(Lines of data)
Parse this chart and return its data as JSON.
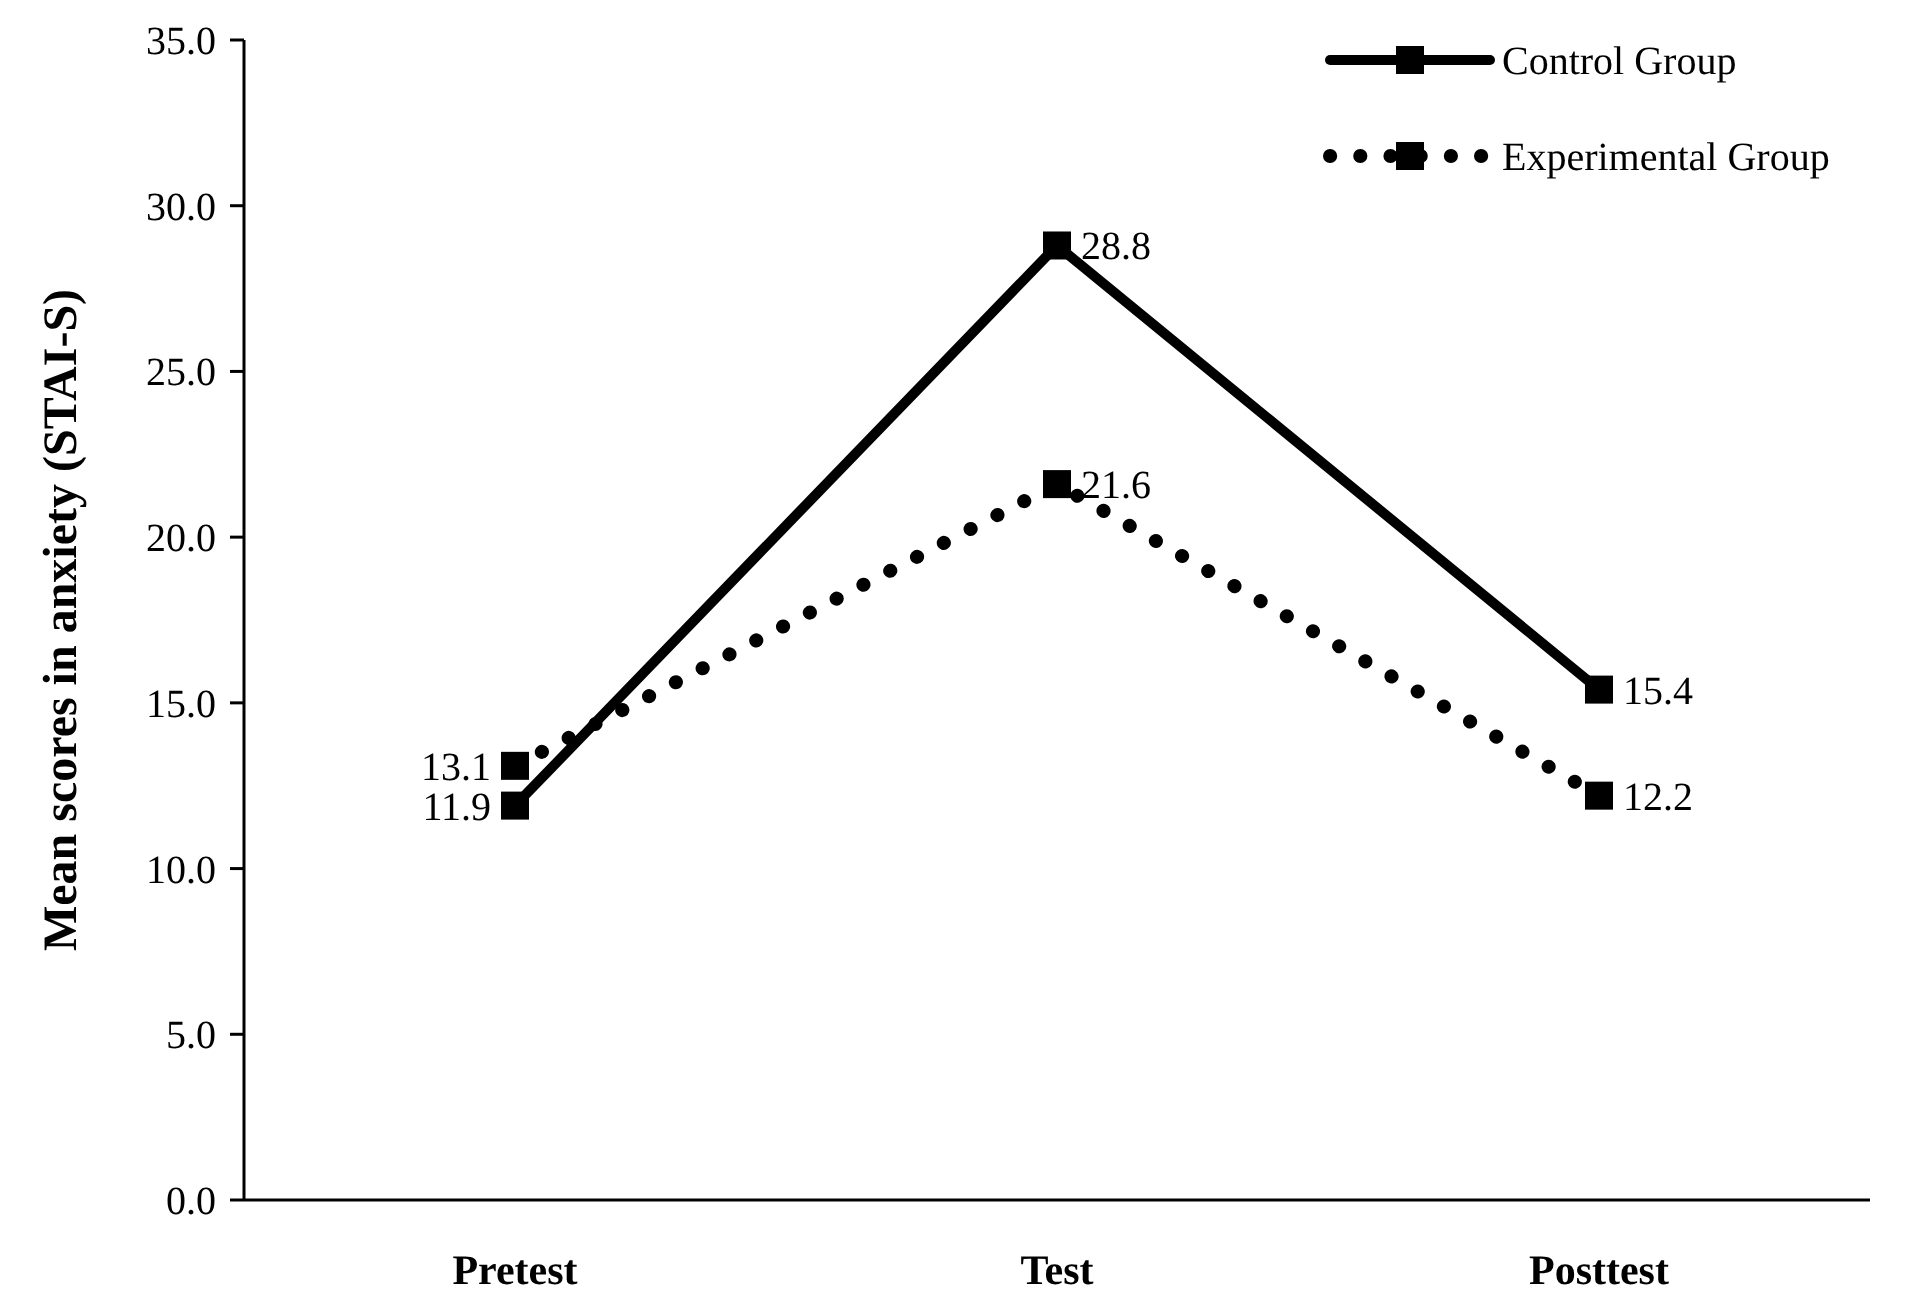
{
  "chart_data": {
    "type": "line",
    "ylabel": "Mean scores in anxiety (STAI-S)",
    "categories": [
      "Pretest",
      "Test",
      "Posttest"
    ],
    "series": [
      {
        "name": "Control Group",
        "color": "#000000",
        "values": [
          11.9,
          28.8,
          15.4
        ],
        "line_style": "solid"
      },
      {
        "name": "Experimental Group",
        "color": "#000000",
        "values": [
          13.1,
          21.6,
          12.2
        ],
        "line_style": "dotted"
      }
    ],
    "ylim": [
      0,
      35
    ],
    "yticks": [
      {
        "value": 0,
        "label": "0.0"
      },
      {
        "value": 5,
        "label": "5.0"
      },
      {
        "value": 10,
        "label": "10.0"
      },
      {
        "value": 15,
        "label": "15.0"
      },
      {
        "value": 20,
        "label": "20.0"
      },
      {
        "value": 25,
        "label": "25.0"
      },
      {
        "value": 30,
        "label": "30.0"
      },
      {
        "value": 35,
        "label": "35.0"
      }
    ],
    "grid": false,
    "legend": "top right",
    "marker": "square",
    "data_labels": true
  }
}
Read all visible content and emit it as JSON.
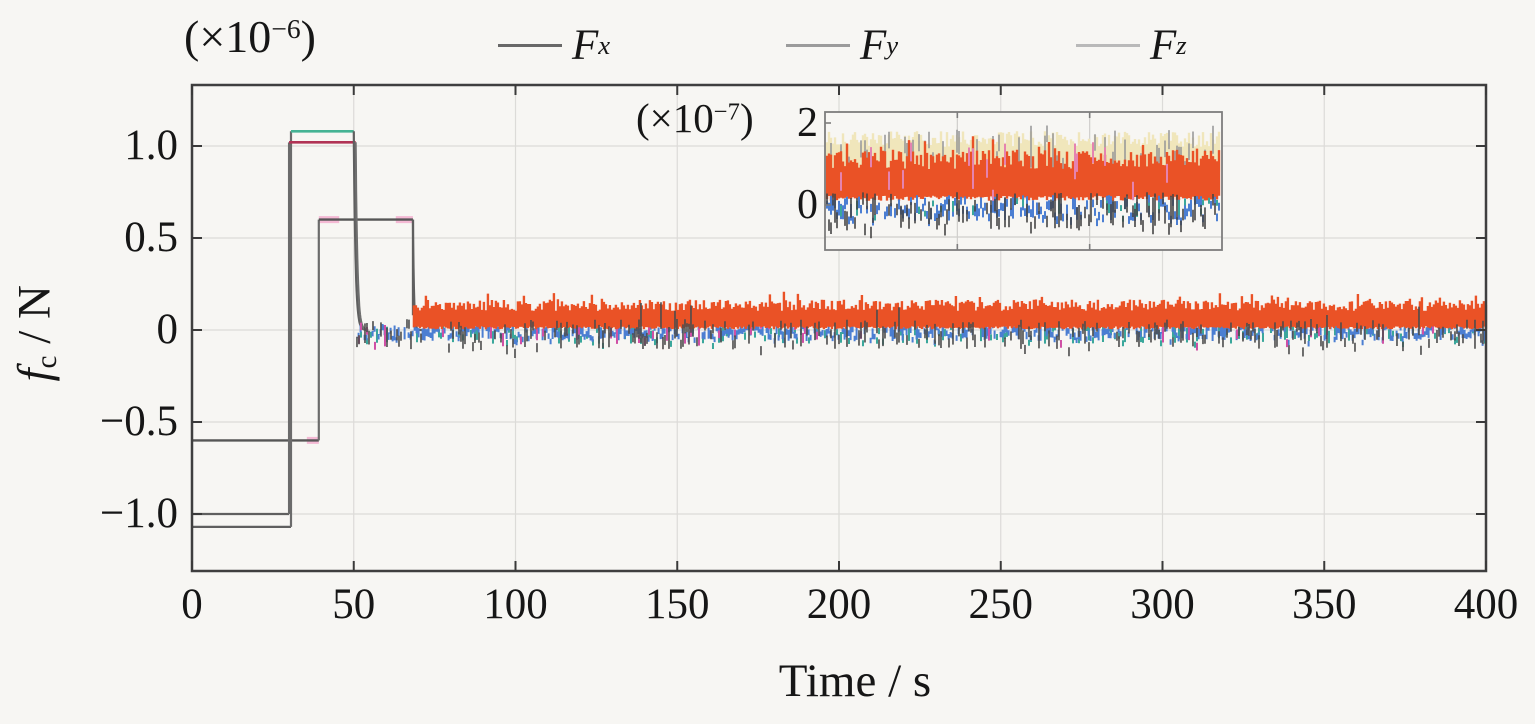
{
  "figure": {
    "type_note": "scientific line chart with inset zoom",
    "background": "#f7f6f3",
    "frame_color": "#3f3f3f",
    "grid_color": "#dcdbd8",
    "tick_color": "#3a3a3a",
    "text_color": "#161616"
  },
  "chart_data": {
    "type": "line",
    "title": "",
    "xlabel": "Time / s",
    "ylabel_main": "f",
    "ylabel_sub": "c",
    "ylabel_rest": " / N",
    "y_scale_prefix": "(×10",
    "y_scale_exp": "−6",
    "y_scale_suffix": ")",
    "xlim": [
      0,
      400
    ],
    "ylim": [
      -1.3,
      1.33
    ],
    "grid": true,
    "xticks": [
      {
        "t": 0,
        "label": "0"
      },
      {
        "t": 50,
        "label": "50"
      },
      {
        "t": 100,
        "label": "100"
      },
      {
        "t": 150,
        "label": "150"
      },
      {
        "t": 200,
        "label": "200"
      },
      {
        "t": 250,
        "label": "250"
      },
      {
        "t": 300,
        "label": "300"
      },
      {
        "t": 350,
        "label": "350"
      },
      {
        "t": 400,
        "label": "400"
      }
    ],
    "yticks": [
      {
        "v": 1.0,
        "label": "1.0"
      },
      {
        "v": 0.5,
        "label": "0.5"
      },
      {
        "v": 0.0,
        "label": "0"
      },
      {
        "v": -0.5,
        "label": "−0.5"
      },
      {
        "v": -1.0,
        "label": "−1.0"
      }
    ],
    "legend": [
      {
        "label": "F",
        "sub": "x",
        "swatch": "#686868"
      },
      {
        "label": "F",
        "sub": "y",
        "swatch": "#9b9b9b"
      },
      {
        "label": "F",
        "sub": "z",
        "swatch": "#b9b9b9"
      }
    ],
    "series": [
      {
        "name": "Fx",
        "unit": "×10⁻⁶ N",
        "values": [
          {
            "t": [
              0,
              30
            ],
            "f": -1.0
          },
          {
            "t": [
              30,
              50
            ],
            "f": 1.02
          },
          {
            "t": [
              50,
              400
            ],
            "f": 0.0
          }
        ]
      },
      {
        "name": "Fy",
        "unit": "×10⁻⁶ N",
        "values": [
          {
            "t": [
              0,
              39
            ],
            "f": -0.6
          },
          {
            "t": [
              39,
              68
            ],
            "f": 0.6
          },
          {
            "t": [
              68,
              400
            ],
            "f": 0.07
          }
        ]
      },
      {
        "name": "Fz",
        "unit": "×10⁻⁶ N",
        "values": [
          {
            "t": [
              0,
              30
            ],
            "f": -1.07
          },
          {
            "t": [
              30,
              50
            ],
            "f": 1.08
          },
          {
            "t": [
              50,
              400
            ],
            "f": 0.0
          }
        ]
      }
    ],
    "step_lines": [
      {
        "pts": [
          [
            0,
            -1.0
          ],
          [
            30,
            -1.0
          ]
        ],
        "color": "#5f5f5f",
        "w": 2.2
      },
      {
        "pts": [
          [
            0,
            -1.07
          ],
          [
            30.6,
            -1.07
          ]
        ],
        "color": "#5f5f5f",
        "w": 2.2
      },
      {
        "pts": [
          [
            0,
            -0.6
          ],
          [
            39.2,
            -0.6
          ]
        ],
        "color": "#565656",
        "w": 2.4
      },
      {
        "pts": [
          [
            30,
            -1.0
          ],
          [
            30,
            1.02
          ]
        ],
        "color": "#6b6b6b",
        "w": 2.2
      },
      {
        "pts": [
          [
            30.6,
            -1.07
          ],
          [
            30.6,
            1.08
          ]
        ],
        "color": "#6b6b6b",
        "w": 2.2
      },
      {
        "pts": [
          [
            30,
            1.02
          ],
          [
            50.6,
            1.02
          ]
        ],
        "color": "#b13355",
        "w": 2.6
      },
      {
        "pts": [
          [
            30.6,
            1.08
          ],
          [
            50,
            1.08
          ]
        ],
        "color": "#45b394",
        "w": 2.6
      },
      {
        "pts": [
          [
            39.2,
            -0.6
          ],
          [
            39.2,
            0.6
          ]
        ],
        "color": "#6b6b6b",
        "w": 2.2
      },
      {
        "pts": [
          [
            39.2,
            0.6
          ],
          [
            68.3,
            0.6
          ]
        ],
        "color": "#565656",
        "w": 2.4
      },
      {
        "pts": [
          [
            68.3,
            0.6
          ],
          [
            68.3,
            0.08
          ]
        ],
        "color": "#5f5f5f",
        "w": 2.2
      }
    ],
    "pink_marks": {
      "color": "#f4b9d4",
      "w": 7,
      "marks": [
        {
          "t0": 35.5,
          "t1": 39.2,
          "v": -0.6
        },
        {
          "t0": 39.2,
          "t1": 45.5,
          "v": 0.6
        },
        {
          "t0": 63.0,
          "t1": 68.3,
          "v": 0.6
        }
      ]
    },
    "decays": [
      {
        "t0": 50.0,
        "v0": 1.08,
        "tau": 0.55,
        "color": "#5f5f5f",
        "w": 2.2
      },
      {
        "t0": 50.6,
        "v0": 1.02,
        "tau": 0.55,
        "color": "#6e6e6e",
        "w": 2.0
      },
      {
        "t0": 68.3,
        "v0": 0.6,
        "tau": 0.3,
        "color": "#5f5f5f",
        "w": 2.2
      }
    ],
    "noise_layers": [
      {
        "color": "#3aa79b",
        "t0": 51.0,
        "t1": 400,
        "top": 0.035,
        "bot": -0.075,
        "band": false,
        "density": 0.3,
        "w": 2.0,
        "seed": 11
      },
      {
        "color": "#4b7ed2",
        "t0": 51.5,
        "t1": 400,
        "top": 0.04,
        "bot": -0.06,
        "band": false,
        "density": 0.8,
        "w": 2.0,
        "seed": 21
      },
      {
        "color": "#cf4fa5",
        "t0": 51.0,
        "t1": 400,
        "top": 0.05,
        "bot": -0.09,
        "band": false,
        "density": 0.09,
        "w": 2.0,
        "seed": 31
      },
      {
        "color": "#ea5226",
        "t0": 68.6,
        "t1": 400,
        "top": 0.165,
        "bot": 0.004,
        "band": true,
        "density": 1.0,
        "w": 2.4,
        "seed": 41,
        "spikeP": 0.1,
        "spikeAmp": 0.055
      },
      {
        "color": "#4c4c4c",
        "t0": 51.0,
        "t1": 400,
        "top": 0.06,
        "bot": -0.105,
        "band": false,
        "density": 0.42,
        "w": 1.6,
        "seed": 51,
        "spikeP": 0.05,
        "spikeAmp": 0.12
      }
    ],
    "inset": {
      "scale_prefix": "(×10",
      "scale_exp": "−7",
      "scale_suffix": ")",
      "yticks": [
        {
          "v": 2,
          "label": "2"
        },
        {
          "v": 0,
          "label": "0"
        }
      ],
      "border_color": "#7d7d7d",
      "grid_color": "#cfcecb",
      "noise_layers": [
        {
          "color": "#f0e6bb",
          "f0": 0.0,
          "f1": 1.0,
          "top": 1.8,
          "bot": 0.8,
          "band": true,
          "density": 1.0,
          "w": 2.4,
          "seed": 61
        },
        {
          "color": "#9a9a9a",
          "f0": 0.0,
          "f1": 1.0,
          "top": 1.95,
          "bot": 0.6,
          "band": false,
          "density": 0.3,
          "w": 1.6,
          "seed": 71
        },
        {
          "color": "#ea5226",
          "f0": 0.0,
          "f1": 1.0,
          "top": 1.35,
          "bot": 0.1,
          "band": true,
          "density": 1.0,
          "w": 2.4,
          "seed": 81,
          "spikeP": 0.12,
          "spikeAmp": 0.45
        },
        {
          "color": "#e583b0",
          "f0": 0.0,
          "f1": 1.0,
          "top": 1.55,
          "bot": 0.05,
          "band": false,
          "density": 0.1,
          "w": 2.0,
          "seed": 91
        },
        {
          "color": "#4b7ed2",
          "f0": 0.0,
          "f1": 1.0,
          "top": 0.25,
          "bot": -0.38,
          "band": false,
          "density": 0.75,
          "w": 2.0,
          "seed": 101
        },
        {
          "color": "#3aa79b",
          "f0": 0.0,
          "f1": 1.0,
          "top": 0.18,
          "bot": -0.3,
          "band": false,
          "density": 0.12,
          "w": 2.0,
          "seed": 111
        },
        {
          "color": "#454545",
          "f0": 0.0,
          "f1": 1.0,
          "top": 0.32,
          "bot": -0.62,
          "band": false,
          "density": 0.55,
          "w": 1.6,
          "seed": 121,
          "spikeP": 0.06,
          "spikeAmp": -0.38
        }
      ]
    }
  }
}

* The exercise
Tell how many lines in the material above include the word "JSON", giving the number only.

* Correct result
2